**Stated goal**: Copy every line of the records below that holds the word "replys".

☆ ☆ ☆ ☆ ☆

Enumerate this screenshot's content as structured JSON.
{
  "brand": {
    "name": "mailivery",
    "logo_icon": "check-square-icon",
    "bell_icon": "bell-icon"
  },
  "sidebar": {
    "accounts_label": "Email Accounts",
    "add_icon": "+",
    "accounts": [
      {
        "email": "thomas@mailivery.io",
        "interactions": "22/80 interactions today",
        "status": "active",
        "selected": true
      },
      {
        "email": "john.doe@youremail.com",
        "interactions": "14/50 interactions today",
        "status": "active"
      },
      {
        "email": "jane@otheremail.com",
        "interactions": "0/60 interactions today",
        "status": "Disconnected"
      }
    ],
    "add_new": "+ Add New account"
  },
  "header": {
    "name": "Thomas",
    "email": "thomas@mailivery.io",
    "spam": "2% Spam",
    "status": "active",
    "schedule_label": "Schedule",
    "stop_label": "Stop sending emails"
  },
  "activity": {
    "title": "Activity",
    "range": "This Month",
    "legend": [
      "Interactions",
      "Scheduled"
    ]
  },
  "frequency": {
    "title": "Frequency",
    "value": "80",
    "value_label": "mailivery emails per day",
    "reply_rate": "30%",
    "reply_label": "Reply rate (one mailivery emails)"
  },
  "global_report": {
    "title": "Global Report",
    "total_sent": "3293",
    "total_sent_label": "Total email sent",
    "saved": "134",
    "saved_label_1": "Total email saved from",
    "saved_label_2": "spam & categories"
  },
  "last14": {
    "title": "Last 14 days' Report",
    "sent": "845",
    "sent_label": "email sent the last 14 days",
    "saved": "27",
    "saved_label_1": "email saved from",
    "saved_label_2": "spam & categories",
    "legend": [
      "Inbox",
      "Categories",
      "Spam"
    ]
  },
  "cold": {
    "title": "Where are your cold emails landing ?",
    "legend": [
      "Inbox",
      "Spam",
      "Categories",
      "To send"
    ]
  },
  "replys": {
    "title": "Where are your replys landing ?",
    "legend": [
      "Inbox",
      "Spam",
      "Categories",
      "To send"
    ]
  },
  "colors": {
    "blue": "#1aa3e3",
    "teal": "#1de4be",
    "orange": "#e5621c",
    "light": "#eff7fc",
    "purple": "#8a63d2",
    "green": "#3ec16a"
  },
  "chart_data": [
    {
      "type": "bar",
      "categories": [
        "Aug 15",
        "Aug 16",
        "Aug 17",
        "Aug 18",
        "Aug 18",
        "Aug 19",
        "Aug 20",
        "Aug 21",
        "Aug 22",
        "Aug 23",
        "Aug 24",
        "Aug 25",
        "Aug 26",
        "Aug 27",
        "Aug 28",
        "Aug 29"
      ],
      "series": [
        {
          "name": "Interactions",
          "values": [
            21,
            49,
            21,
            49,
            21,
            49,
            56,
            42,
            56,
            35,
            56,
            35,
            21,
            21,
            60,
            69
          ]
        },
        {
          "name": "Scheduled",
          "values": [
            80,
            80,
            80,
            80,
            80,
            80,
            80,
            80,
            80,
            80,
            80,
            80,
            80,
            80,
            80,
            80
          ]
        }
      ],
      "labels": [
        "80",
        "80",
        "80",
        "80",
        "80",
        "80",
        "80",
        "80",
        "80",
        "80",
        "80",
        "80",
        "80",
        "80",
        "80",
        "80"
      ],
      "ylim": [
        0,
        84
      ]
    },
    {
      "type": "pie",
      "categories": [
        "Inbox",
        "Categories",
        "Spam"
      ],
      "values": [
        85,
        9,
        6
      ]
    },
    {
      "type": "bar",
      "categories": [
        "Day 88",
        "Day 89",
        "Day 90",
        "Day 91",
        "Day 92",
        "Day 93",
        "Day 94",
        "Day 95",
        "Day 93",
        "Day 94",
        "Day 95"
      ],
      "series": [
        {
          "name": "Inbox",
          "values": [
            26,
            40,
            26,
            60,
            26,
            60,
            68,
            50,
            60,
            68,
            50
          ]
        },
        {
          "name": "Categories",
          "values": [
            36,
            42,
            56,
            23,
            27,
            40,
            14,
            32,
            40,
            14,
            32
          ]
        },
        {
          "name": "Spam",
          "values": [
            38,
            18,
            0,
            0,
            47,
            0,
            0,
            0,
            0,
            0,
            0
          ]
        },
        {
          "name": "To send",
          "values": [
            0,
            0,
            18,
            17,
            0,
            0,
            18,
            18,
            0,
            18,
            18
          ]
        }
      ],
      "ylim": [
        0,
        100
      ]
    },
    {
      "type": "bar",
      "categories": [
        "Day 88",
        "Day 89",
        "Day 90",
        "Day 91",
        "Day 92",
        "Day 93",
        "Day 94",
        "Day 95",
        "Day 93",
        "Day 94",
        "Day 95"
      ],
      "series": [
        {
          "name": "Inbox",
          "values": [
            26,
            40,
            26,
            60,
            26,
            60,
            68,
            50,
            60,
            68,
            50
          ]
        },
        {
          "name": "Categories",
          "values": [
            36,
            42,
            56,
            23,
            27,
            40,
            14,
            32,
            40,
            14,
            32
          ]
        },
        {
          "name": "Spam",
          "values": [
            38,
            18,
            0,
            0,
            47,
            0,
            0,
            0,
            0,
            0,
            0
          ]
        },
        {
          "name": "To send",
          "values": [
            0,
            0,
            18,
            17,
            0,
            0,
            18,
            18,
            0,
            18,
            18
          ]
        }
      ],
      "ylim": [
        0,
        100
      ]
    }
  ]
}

☆ ☆ ☆ ☆ ☆

**Task solution**:
  "replys": {
    "title": "Where are your replys landing ?",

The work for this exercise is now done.